• **WORK REQUIRED**:
Leave out the images and repeat the listing below without a single change.

──────── LISTING ────────

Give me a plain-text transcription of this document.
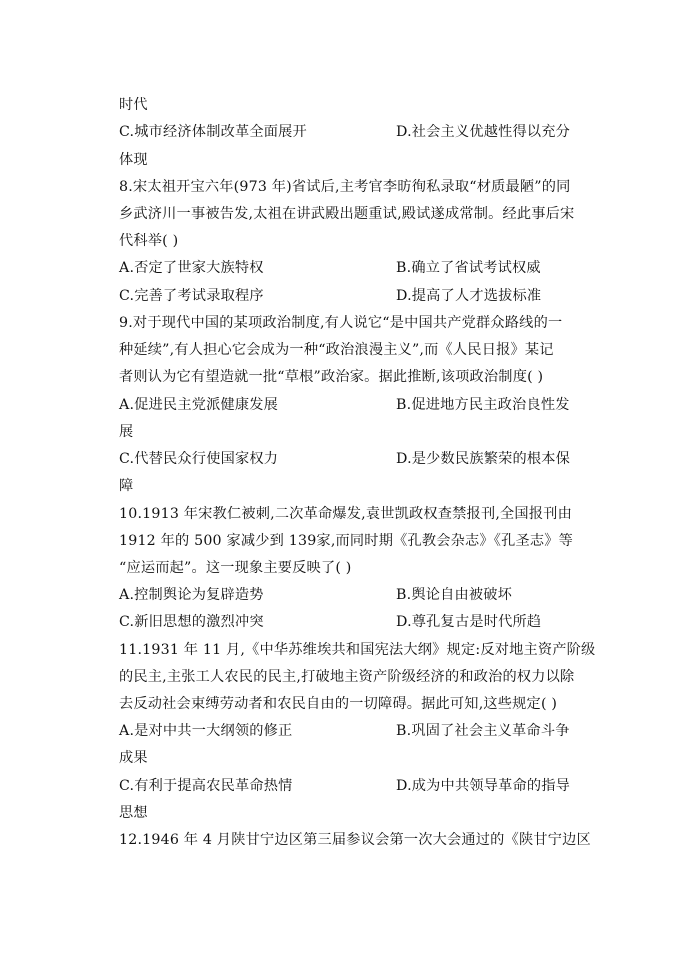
时代
C.城市经济体制改革全面展开	D.社会主义优越性得以充分
体现
8.宋太祖开宝六年(973 年)省试后,主考官李昉徇私录取“材质最陋”的同
乡武济川一事被告发,太祖在讲武殿出题重试,殿试遂成常制。经此事后宋
代科举( )
A.否定了世家大族特权	B.确立了省试考试权威
C.完善了考试录取程序	D.提高了人才选拔标准
9.对于现代中国的某项政治制度,有人说它“是中国共产党群众路线的一
种延续”,有人担心它会成为一种“政治浪漫主义”,而《人民日报》某记
者则认为它有望造就一批“草根”政治家。据此推断,该项政治制度( )
A.促进民主党派健康发展	B.促进地方民主政治良性发
展
C.代替民众行使国家权力	D.是少数民族繁荣的根本保
障
10.1913 年宋教仁被刺,二次革命爆发,袁世凯政权查禁报刊,全国报刊由
1912 年的 500 家减少到 139家,而同时期《孔教会杂志》《孔圣志》等
“应运而起”。这一现象主要反映了( )
A.控制舆论为复辟造势	B.舆论自由被破坏
C.新旧思想的激烈冲突	D.尊孔复古是时代所趋
11.1931 年 11 月,《中华苏维埃共和国宪法大纲》规定:反对地主资产阶级
的民主,主张工人农民的民主,打破地主资产阶级经济的和政治的权力以除
去反动社会束缚劳动者和农民自由的一切障碍。据此可知,这些规定( )
A.是对中共一大纲领的修正	B.巩固了社会主义革命斗争
成果
C.有利于提高农民革命热情	D.成为中共领导革命的指导
思想
12.1946 年 4 月陕甘宁边区第三届参议会第一次大会通过的《陕甘宁边区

────────

• **PROBLEM SOLUTION**:
Give me a plain-text transcription of this document.
时代
C.城市经济体制改革全面展开	D.社会主义优越性得以充分
体现
8.宋太祖开宝六年(973 年)省试后,主考官李昉徇私录取“材质最陋”的同
乡武济川一事被告发,太祖在讲武殿出题重试,殿试遂成常制。经此事后宋
代科举( )
A.否定了世家大族特权	B.确立了省试考试权威
C.完善了考试录取程序	D.提高了人才选拔标准
9.对于现代中国的某项政治制度,有人说它“是中国共产党群众路线的一
种延续”,有人担心它会成为一种“政治浪漫主义”,而《人民日报》某记
者则认为它有望造就一批“草根”政治家。据此推断,该项政治制度( )
A.促进民主党派健康发展	B.促进地方民主政治良性发
展
C.代替民众行使国家权力	D.是少数民族繁荣的根本保
障
10.1913 年宋教仁被刺,二次革命爆发,袁世凯政权查禁报刊,全国报刊由
1912 年的 500 家减少到 139家,而同时期《孔教会杂志》《孔圣志》等
“应运而起”。这一现象主要反映了( )
A.控制舆论为复辟造势	B.舆论自由被破坏
C.新旧思想的激烈冲突	D.尊孔复古是时代所趋
11.1931 年 11 月,《中华苏维埃共和国宪法大纲》规定:反对地主资产阶级
的民主,主张工人农民的民主,打破地主资产阶级经济的和政治的权力以除
去反动社会束缚劳动者和农民自由的一切障碍。据此可知,这些规定( )
A.是对中共一大纲领的修正	B.巩固了社会主义革命斗争
成果
C.有利于提高农民革命热情	D.成为中共领导革命的指导
思想
12.1946 年 4 月陕甘宁边区第三届参议会第一次大会通过的《陕甘宁边区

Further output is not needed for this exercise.